◆ **Task instructions**
Give back the line where "Decode this image" appears and all the lines after it until the listing ends, unchanged and with nothing else.

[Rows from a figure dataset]
- - - - -

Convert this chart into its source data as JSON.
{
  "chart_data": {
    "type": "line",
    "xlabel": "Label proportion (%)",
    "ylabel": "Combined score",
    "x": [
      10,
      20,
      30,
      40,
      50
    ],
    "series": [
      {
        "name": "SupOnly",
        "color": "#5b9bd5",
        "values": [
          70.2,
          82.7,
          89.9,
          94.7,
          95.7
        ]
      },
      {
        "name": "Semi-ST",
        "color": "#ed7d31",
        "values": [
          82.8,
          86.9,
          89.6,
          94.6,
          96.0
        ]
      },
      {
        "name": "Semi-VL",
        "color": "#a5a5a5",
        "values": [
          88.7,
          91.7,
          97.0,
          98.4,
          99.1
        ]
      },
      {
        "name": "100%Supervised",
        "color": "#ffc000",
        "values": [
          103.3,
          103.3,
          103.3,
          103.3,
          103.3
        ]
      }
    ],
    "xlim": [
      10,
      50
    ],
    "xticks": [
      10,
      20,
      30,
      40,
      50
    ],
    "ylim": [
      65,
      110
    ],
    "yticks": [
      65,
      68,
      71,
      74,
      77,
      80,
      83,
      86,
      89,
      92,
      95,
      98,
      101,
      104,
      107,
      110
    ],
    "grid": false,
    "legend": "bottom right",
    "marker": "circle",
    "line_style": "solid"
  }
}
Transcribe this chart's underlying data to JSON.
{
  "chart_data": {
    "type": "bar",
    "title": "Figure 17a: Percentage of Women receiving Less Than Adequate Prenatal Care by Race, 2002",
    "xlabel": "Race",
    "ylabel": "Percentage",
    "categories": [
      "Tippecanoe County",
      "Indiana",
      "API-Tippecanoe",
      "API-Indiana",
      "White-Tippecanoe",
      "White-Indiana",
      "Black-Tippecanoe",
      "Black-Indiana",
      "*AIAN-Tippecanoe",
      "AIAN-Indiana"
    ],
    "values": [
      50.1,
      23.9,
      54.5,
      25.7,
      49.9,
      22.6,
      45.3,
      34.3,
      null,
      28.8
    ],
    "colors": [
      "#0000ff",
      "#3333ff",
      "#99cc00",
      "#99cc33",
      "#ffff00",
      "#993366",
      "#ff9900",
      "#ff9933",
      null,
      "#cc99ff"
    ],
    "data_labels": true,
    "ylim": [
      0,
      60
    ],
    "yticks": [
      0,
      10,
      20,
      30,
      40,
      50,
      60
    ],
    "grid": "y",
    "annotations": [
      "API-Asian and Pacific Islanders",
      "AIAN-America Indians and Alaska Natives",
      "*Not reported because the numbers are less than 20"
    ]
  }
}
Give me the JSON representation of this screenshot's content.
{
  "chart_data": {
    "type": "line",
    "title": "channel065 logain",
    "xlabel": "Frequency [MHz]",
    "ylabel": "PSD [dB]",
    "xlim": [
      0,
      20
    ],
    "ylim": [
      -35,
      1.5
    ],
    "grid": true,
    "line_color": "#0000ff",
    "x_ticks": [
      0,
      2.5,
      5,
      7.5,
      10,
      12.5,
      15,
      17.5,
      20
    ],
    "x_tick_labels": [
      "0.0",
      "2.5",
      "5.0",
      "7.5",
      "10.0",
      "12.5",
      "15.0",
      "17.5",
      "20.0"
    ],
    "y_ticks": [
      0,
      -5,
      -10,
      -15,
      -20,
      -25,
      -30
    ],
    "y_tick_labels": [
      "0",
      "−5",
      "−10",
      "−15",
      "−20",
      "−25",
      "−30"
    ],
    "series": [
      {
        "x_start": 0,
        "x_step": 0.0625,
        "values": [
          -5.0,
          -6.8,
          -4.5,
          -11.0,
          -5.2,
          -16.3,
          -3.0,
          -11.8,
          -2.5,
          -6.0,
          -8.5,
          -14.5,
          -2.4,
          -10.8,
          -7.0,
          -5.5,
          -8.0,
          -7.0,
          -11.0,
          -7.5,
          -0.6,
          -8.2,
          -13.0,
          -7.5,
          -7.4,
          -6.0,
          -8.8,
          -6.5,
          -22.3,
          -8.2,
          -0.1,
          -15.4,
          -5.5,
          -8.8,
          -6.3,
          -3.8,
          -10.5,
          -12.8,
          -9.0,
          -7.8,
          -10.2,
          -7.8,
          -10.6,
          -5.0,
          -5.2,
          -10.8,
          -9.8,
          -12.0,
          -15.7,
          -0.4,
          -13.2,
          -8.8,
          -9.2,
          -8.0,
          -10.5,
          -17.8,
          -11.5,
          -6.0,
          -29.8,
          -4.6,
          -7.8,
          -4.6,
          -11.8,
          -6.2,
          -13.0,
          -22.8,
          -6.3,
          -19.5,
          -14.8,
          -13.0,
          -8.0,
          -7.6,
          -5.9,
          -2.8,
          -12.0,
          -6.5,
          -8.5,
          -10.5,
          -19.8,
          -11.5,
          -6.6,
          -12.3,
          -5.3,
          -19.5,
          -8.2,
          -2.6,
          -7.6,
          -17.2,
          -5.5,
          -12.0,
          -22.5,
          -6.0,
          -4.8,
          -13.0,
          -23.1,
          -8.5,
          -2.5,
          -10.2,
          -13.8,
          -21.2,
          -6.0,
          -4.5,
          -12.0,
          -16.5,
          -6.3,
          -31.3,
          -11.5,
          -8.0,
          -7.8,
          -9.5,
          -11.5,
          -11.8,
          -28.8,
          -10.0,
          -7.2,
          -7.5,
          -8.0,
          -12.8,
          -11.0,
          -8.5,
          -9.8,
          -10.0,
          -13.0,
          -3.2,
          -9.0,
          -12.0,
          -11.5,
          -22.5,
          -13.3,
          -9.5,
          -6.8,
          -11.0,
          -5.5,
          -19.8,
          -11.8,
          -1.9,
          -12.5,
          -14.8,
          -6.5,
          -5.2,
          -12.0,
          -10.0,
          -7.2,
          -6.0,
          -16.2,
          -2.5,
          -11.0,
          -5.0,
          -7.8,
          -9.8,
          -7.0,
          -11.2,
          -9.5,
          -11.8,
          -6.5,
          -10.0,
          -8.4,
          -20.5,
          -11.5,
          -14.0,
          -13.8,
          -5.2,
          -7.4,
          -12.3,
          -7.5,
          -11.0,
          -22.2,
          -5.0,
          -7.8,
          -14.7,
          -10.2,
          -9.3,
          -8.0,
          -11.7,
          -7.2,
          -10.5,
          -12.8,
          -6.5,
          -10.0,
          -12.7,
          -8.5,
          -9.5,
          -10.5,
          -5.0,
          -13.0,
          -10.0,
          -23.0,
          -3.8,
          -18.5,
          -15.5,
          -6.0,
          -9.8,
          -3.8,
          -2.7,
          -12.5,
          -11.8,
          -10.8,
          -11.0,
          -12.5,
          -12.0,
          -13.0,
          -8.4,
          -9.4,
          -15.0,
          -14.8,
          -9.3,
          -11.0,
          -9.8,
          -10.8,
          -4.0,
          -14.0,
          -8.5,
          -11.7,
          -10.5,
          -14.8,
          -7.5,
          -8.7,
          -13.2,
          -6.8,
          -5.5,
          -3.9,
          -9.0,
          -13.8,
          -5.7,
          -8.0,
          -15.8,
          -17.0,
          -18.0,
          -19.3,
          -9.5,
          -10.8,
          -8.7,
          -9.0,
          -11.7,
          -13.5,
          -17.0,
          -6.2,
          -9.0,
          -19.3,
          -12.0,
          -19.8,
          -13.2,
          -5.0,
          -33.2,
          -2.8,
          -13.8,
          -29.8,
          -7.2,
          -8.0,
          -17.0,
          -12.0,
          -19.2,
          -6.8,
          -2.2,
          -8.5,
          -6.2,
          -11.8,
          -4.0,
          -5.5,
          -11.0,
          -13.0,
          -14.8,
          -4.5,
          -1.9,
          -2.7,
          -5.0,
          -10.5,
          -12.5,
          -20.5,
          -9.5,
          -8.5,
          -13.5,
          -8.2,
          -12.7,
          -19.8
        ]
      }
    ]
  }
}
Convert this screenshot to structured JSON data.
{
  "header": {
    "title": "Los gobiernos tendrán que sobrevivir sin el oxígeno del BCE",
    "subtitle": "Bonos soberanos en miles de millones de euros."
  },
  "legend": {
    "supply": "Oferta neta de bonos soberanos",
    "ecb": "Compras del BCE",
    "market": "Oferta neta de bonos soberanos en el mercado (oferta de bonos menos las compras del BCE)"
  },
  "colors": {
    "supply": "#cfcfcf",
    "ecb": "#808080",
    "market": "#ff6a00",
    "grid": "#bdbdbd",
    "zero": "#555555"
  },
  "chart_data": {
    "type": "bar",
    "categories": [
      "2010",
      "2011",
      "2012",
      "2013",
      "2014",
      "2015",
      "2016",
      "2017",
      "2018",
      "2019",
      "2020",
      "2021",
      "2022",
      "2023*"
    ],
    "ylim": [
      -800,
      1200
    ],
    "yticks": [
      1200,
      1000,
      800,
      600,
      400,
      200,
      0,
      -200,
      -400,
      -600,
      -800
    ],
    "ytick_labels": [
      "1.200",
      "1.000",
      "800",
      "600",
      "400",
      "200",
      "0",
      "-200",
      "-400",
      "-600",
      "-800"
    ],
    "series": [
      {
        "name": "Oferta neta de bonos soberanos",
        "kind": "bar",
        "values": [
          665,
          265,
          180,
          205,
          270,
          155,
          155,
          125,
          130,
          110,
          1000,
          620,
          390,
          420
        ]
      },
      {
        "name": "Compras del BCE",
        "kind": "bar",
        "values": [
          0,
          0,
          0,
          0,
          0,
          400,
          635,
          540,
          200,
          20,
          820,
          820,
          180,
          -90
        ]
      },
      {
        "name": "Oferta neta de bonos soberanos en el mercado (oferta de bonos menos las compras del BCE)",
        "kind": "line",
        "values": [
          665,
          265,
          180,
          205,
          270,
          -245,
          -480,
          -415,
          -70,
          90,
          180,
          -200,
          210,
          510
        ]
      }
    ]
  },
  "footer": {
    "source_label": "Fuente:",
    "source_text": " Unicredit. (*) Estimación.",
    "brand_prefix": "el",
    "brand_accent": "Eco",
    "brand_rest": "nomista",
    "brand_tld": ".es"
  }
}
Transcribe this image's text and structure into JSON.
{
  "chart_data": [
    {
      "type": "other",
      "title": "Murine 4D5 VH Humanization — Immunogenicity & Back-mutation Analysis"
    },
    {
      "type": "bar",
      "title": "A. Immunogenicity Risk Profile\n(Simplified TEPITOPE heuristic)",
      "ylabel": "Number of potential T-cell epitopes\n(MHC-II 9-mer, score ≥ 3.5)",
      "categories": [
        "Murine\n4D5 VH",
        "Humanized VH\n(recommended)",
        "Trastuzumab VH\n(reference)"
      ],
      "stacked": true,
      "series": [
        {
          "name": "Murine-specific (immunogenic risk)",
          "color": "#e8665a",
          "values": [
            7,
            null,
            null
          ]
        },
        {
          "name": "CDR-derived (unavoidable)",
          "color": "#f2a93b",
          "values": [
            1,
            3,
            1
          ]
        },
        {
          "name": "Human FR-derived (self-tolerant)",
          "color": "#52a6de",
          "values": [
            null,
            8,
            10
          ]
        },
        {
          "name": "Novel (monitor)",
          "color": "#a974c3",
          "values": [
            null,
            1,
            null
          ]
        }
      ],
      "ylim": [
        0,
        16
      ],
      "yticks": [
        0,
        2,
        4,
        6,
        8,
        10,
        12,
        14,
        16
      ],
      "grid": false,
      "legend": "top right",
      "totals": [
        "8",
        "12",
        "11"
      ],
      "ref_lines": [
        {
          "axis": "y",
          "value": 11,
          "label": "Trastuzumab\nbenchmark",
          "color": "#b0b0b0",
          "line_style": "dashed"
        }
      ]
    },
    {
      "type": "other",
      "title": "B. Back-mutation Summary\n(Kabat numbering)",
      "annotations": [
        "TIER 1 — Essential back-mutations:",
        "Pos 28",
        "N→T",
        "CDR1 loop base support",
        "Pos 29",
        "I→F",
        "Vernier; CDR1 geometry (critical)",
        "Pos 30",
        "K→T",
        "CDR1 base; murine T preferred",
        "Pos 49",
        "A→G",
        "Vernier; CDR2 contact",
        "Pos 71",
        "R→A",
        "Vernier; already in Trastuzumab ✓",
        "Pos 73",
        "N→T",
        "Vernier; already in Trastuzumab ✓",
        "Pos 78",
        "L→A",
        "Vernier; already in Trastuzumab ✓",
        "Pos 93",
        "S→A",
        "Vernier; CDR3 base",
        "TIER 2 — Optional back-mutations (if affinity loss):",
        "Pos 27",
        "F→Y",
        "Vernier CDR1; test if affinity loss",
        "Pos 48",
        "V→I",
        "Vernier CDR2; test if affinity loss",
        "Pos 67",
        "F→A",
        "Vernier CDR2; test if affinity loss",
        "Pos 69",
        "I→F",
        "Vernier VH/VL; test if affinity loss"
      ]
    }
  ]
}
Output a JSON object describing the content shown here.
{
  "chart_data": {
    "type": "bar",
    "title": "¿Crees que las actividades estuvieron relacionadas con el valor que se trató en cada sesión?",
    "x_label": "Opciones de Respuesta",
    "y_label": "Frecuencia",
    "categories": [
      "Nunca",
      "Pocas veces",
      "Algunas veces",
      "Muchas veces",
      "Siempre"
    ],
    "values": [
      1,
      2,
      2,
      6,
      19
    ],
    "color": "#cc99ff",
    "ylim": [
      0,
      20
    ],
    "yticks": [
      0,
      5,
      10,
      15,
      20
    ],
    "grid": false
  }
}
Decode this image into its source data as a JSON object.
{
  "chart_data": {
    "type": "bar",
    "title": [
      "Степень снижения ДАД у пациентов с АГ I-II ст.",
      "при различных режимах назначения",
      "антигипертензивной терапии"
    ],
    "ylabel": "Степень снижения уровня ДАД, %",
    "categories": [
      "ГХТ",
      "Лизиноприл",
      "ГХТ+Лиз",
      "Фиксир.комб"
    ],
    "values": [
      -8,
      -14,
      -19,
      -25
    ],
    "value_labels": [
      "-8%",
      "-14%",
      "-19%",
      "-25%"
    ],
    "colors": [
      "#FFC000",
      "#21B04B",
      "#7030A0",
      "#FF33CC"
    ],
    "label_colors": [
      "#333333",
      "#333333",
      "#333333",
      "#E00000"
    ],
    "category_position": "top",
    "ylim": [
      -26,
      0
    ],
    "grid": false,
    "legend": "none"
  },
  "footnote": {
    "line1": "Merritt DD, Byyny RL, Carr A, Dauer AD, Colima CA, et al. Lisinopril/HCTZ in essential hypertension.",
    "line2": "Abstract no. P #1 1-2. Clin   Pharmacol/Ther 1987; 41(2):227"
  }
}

- - - - -

◆ **Written solution**
Decode this image into its source data as a JSON object.
{
  "chart_data": {
    "type": "bar",
    "title": [
      "Степень снижения ДАД у пациентов с АГ I-II ст.",
      "при различных режимах назначения",
      "антигипертензивной терапии"
    ],
    "ylabel": "Степень снижения уровня ДАД, %",
    "categories": [
      "ГХТ",
      "Лизиноприл",
      "ГХТ+Лиз",
      "Фиксир.комб"
    ],
    "values": [
      -8,
      -14,
      -19,
      -25
    ],
    "value_labels": [
      "-8%",
      "-14%",
      "-19%",
      "-25%"
    ],
    "colors": [
      "#FFC000",
      "#21B04B",
      "#7030A0",
      "#FF33CC"
    ],
    "label_colors": [
      "#333333",
      "#333333",
      "#333333",
      "#E00000"
    ],
    "category_position": "top",
    "ylim": [
      -26,
      0
    ],
    "grid": false,
    "legend": "none"
  },
  "footnote": {
    "line1": "Merritt DD, Byyny RL, Carr A, Dauer AD, Colima CA, et al. Lisinopril/HCTZ in essential hypertension.",
    "line2": "Abstract no. P #1 1-2. Clin   Pharmacol/Ther 1987; 41(2):227"
  }
}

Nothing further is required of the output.